• Input data:
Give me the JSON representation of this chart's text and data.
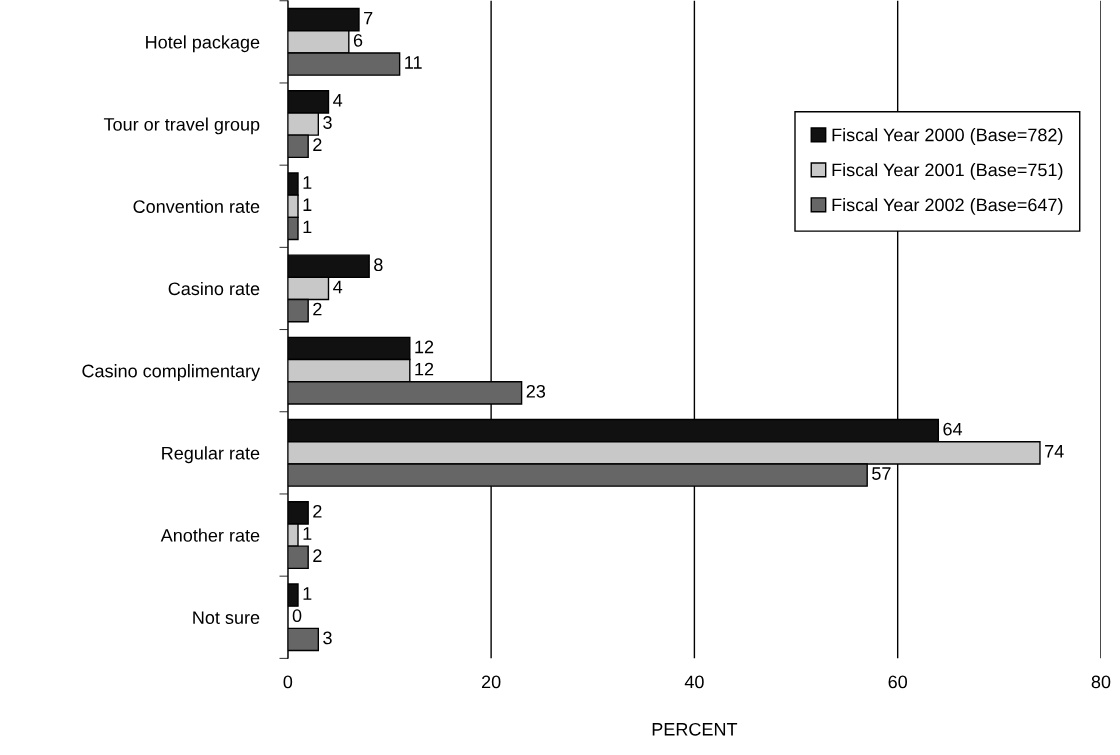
{
  "chart_data": {
    "type": "bar",
    "orientation": "horizontal",
    "xlabel": "PERCENT",
    "categories": [
      "Hotel package",
      "Tour or travel group",
      "Convention rate",
      "Casino rate",
      "Casino complimentary",
      "Regular rate",
      "Another rate",
      "Not sure"
    ],
    "series": [
      {
        "name": "Fiscal Year 2000 (Base=782)",
        "color": "#111111",
        "values": [
          7,
          4,
          1,
          8,
          12,
          64,
          2,
          1
        ]
      },
      {
        "name": "Fiscal Year 2001 (Base=751)",
        "color": "#c8c8c8",
        "values": [
          6,
          3,
          1,
          4,
          12,
          74,
          1,
          0
        ]
      },
      {
        "name": "Fiscal Year 2002 (Base=647)",
        "color": "#666666",
        "values": [
          11,
          2,
          1,
          2,
          23,
          57,
          2,
          3
        ]
      }
    ],
    "xlim": [
      0,
      80
    ],
    "xticks": [
      0,
      20,
      40,
      60,
      80
    ],
    "grid": "x",
    "legend": "top right",
    "data_labels": true
  }
}
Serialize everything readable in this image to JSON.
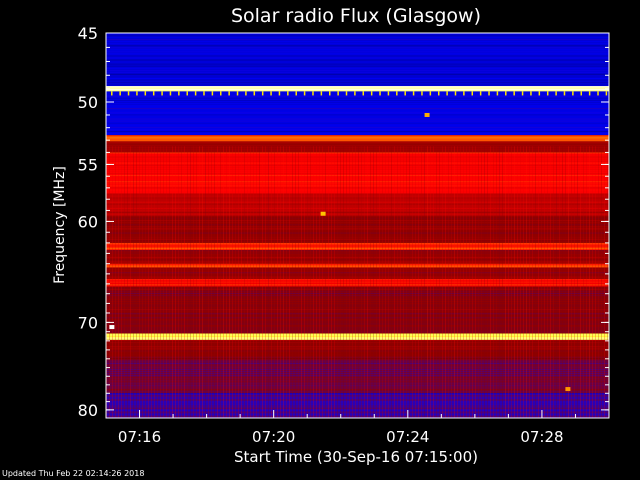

• Prompt:
Search the records for the word "Year" and copy every line where it occurs.

• Output of the task:
        "name": "Fiscal Year 2000 (Base=782)",
        "name": "Fiscal Year 2001 (Base=751)",
        "name": "Fiscal Year 2002 (Base=647)",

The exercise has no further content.